> **What is being asked**
Pick out the lines below with "Minimal" and list them.

__________________________________________________

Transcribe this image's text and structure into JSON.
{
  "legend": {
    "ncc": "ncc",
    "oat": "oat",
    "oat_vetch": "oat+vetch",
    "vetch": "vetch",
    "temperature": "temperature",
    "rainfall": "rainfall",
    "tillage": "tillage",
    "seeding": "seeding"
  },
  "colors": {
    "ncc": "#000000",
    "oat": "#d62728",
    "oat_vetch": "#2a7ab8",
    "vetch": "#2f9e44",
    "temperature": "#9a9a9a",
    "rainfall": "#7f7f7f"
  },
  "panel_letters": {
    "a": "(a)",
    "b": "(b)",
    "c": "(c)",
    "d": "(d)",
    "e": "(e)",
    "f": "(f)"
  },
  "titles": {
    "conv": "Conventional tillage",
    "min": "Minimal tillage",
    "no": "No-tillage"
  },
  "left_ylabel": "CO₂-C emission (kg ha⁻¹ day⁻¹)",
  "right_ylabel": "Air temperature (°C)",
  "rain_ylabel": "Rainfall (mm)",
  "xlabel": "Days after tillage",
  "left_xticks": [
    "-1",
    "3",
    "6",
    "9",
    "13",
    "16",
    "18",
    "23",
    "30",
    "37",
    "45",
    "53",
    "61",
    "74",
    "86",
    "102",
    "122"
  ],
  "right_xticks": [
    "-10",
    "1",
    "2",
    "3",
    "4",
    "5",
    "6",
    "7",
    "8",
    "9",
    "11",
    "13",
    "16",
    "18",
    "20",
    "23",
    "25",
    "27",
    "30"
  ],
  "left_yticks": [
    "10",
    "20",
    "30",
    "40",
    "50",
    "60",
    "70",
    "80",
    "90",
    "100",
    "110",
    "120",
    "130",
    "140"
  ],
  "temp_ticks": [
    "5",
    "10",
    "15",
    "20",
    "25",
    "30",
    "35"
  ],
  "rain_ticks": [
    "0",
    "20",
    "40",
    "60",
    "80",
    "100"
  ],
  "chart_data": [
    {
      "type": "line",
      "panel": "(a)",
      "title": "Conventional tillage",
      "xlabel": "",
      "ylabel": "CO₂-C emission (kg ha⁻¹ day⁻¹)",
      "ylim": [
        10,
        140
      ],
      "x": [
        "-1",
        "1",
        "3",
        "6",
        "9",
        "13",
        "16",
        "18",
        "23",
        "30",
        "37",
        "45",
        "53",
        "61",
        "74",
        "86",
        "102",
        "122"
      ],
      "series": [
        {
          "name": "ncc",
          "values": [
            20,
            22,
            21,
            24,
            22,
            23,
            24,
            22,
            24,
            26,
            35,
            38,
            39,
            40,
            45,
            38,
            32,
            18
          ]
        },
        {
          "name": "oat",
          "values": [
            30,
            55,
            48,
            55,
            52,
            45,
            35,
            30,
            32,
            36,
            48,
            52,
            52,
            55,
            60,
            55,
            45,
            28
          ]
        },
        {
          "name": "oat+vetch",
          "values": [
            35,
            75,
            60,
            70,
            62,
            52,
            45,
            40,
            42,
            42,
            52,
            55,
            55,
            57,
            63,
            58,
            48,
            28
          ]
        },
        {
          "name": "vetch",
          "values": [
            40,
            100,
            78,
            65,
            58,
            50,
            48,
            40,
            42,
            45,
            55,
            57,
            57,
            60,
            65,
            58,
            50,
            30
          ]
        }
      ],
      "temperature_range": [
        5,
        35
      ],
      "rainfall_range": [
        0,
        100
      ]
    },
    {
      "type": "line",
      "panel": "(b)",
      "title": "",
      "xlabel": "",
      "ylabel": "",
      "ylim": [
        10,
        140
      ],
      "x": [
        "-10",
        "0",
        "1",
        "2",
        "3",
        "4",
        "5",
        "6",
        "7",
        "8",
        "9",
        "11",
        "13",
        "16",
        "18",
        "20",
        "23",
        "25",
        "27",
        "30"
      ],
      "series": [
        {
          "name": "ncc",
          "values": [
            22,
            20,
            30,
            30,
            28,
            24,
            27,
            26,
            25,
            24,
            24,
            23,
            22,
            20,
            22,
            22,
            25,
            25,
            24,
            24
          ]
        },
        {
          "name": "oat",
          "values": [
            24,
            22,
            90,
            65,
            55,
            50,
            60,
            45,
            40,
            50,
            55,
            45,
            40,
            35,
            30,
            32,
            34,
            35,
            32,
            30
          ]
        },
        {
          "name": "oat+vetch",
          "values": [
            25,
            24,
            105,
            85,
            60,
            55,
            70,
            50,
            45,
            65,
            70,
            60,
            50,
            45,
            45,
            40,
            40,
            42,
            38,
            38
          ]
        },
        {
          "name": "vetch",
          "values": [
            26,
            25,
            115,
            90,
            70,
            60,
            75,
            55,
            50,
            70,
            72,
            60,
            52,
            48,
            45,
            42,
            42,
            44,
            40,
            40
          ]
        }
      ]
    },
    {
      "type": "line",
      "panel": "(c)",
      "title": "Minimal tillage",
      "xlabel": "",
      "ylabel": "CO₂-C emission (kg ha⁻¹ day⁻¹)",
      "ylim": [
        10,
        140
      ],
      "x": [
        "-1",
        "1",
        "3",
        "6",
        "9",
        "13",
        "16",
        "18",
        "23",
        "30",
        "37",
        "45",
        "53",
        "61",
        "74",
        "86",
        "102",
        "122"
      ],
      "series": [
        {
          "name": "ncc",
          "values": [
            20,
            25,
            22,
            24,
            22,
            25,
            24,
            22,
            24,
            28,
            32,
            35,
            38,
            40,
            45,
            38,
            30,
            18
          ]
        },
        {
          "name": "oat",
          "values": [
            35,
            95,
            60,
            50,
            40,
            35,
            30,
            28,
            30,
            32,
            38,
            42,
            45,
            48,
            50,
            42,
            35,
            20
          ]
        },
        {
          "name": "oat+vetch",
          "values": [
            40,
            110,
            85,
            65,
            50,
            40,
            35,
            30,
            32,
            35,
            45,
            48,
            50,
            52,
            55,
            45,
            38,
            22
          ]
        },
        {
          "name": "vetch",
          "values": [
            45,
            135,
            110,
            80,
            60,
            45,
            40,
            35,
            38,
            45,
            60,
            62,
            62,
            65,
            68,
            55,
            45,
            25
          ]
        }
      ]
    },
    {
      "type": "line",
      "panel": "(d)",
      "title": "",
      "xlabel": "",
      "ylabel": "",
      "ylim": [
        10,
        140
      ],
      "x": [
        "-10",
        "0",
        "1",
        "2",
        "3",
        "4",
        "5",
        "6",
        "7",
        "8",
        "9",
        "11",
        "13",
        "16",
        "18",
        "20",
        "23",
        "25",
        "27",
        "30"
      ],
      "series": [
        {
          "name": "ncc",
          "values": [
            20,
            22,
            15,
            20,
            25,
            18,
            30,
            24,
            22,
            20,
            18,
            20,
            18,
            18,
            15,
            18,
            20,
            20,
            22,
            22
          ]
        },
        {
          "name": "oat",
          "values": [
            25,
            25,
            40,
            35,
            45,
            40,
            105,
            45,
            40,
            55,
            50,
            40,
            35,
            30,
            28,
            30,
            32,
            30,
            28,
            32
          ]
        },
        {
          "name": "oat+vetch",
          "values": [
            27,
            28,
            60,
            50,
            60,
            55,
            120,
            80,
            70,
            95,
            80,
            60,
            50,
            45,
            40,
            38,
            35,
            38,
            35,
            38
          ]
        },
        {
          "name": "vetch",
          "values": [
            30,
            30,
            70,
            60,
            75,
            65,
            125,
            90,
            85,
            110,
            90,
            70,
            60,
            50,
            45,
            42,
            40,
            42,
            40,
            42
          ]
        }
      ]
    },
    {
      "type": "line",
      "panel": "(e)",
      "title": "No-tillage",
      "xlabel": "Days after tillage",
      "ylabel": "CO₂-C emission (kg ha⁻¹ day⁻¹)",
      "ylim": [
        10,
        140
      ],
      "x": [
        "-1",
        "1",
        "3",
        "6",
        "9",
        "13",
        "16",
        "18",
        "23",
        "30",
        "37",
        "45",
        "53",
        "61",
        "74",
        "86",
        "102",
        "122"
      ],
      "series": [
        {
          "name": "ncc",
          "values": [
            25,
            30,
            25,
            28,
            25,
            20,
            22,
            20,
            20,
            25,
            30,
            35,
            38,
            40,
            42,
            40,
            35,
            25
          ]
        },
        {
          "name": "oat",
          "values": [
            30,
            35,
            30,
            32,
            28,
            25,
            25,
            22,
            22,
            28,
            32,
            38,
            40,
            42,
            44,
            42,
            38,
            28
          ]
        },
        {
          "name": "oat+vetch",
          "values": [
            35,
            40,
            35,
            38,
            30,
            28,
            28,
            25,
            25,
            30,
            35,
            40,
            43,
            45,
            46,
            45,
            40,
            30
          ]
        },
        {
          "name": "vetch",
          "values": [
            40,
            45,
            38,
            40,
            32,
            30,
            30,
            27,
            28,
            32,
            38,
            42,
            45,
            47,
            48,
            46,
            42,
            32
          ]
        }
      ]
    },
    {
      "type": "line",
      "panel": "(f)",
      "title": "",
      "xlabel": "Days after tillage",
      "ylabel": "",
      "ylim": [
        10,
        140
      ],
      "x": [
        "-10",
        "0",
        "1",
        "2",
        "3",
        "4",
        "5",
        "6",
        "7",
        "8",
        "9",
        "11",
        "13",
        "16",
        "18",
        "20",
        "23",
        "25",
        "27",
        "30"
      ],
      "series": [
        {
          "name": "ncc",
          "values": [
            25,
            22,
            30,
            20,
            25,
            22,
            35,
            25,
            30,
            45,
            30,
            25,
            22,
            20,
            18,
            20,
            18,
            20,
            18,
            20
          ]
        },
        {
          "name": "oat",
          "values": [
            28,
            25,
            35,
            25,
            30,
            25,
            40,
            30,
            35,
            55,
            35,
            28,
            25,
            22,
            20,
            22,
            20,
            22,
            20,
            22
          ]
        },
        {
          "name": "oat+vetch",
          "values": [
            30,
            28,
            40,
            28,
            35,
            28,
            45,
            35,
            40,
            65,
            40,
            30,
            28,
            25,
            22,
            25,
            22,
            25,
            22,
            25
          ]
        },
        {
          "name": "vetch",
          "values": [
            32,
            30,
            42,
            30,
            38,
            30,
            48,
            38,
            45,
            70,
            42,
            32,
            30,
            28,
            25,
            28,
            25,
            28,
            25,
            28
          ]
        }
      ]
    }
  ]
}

__________________________________________________

> **Task result**
    "min": "Minimal tillage",
      "title": "Minimal tillage",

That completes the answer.